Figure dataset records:
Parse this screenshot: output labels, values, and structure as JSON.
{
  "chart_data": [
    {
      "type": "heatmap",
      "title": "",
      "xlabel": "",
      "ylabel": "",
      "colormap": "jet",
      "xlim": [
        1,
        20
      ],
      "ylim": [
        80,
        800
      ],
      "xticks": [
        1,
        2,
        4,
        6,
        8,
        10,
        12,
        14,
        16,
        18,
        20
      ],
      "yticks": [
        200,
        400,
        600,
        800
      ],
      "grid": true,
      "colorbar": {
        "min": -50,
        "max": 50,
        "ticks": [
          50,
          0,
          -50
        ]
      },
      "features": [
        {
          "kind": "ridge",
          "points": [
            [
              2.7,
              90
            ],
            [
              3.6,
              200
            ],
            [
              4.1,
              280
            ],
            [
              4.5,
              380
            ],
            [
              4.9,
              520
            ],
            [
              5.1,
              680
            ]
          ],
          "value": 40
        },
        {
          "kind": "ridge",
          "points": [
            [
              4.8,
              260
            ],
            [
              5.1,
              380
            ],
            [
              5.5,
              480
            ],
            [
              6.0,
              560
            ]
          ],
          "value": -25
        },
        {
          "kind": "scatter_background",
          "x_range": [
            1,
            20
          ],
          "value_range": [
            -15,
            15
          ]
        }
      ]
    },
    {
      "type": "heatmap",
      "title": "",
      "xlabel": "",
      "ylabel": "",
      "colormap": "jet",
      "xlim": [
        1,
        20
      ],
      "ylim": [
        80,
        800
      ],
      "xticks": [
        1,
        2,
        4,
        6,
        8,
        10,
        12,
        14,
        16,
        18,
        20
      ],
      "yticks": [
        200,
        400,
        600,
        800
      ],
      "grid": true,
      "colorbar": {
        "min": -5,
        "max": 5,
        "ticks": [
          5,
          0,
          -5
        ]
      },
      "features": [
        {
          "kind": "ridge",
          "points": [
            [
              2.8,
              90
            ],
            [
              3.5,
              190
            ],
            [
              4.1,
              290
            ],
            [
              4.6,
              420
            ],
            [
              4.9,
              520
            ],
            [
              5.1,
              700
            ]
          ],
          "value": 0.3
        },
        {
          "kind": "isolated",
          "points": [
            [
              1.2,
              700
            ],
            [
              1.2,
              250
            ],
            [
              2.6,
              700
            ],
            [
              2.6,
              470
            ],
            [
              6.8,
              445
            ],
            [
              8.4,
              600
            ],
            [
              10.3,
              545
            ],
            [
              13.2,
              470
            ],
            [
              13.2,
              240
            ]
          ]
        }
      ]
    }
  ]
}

The request ▸ Copy out all of the lines above exactly.

Task response ▸
Parse this screenshot: output labels, values, and structure as JSON.
{
  "chart_data": [
    {
      "type": "heatmap",
      "title": "",
      "xlabel": "",
      "ylabel": "",
      "colormap": "jet",
      "xlim": [
        1,
        20
      ],
      "ylim": [
        80,
        800
      ],
      "xticks": [
        1,
        2,
        4,
        6,
        8,
        10,
        12,
        14,
        16,
        18,
        20
      ],
      "yticks": [
        200,
        400,
        600,
        800
      ],
      "grid": true,
      "colorbar": {
        "min": -50,
        "max": 50,
        "ticks": [
          50,
          0,
          -50
        ]
      },
      "features": [
        {
          "kind": "ridge",
          "points": [
            [
              2.7,
              90
            ],
            [
              3.6,
              200
            ],
            [
              4.1,
              280
            ],
            [
              4.5,
              380
            ],
            [
              4.9,
              520
            ],
            [
              5.1,
              680
            ]
          ],
          "value": 40
        },
        {
          "kind": "ridge",
          "points": [
            [
              4.8,
              260
            ],
            [
              5.1,
              380
            ],
            [
              5.5,
              480
            ],
            [
              6.0,
              560
            ]
          ],
          "value": -25
        },
        {
          "kind": "scatter_background",
          "x_range": [
            1,
            20
          ],
          "value_range": [
            -15,
            15
          ]
        }
      ]
    },
    {
      "type": "heatmap",
      "title": "",
      "xlabel": "",
      "ylabel": "",
      "colormap": "jet",
      "xlim": [
        1,
        20
      ],
      "ylim": [
        80,
        800
      ],
      "xticks": [
        1,
        2,
        4,
        6,
        8,
        10,
        12,
        14,
        16,
        18,
        20
      ],
      "yticks": [
        200,
        400,
        600,
        800
      ],
      "grid": true,
      "colorbar": {
        "min": -5,
        "max": 5,
        "ticks": [
          5,
          0,
          -5
        ]
      },
      "features": [
        {
          "kind": "ridge",
          "points": [
            [
              2.8,
              90
            ],
            [
              3.5,
              190
            ],
            [
              4.1,
              290
            ],
            [
              4.6,
              420
            ],
            [
              4.9,
              520
            ],
            [
              5.1,
              700
            ]
          ],
          "value": 0.3
        },
        {
          "kind": "isolated",
          "points": [
            [
              1.2,
              700
            ],
            [
              1.2,
              250
            ],
            [
              2.6,
              700
            ],
            [
              2.6,
              470
            ],
            [
              6.8,
              445
            ],
            [
              8.4,
              600
            ],
            [
              10.3,
              545
            ],
            [
              13.2,
              470
            ],
            [
              13.2,
              240
            ]
          ]
        }
      ]
    }
  ]
}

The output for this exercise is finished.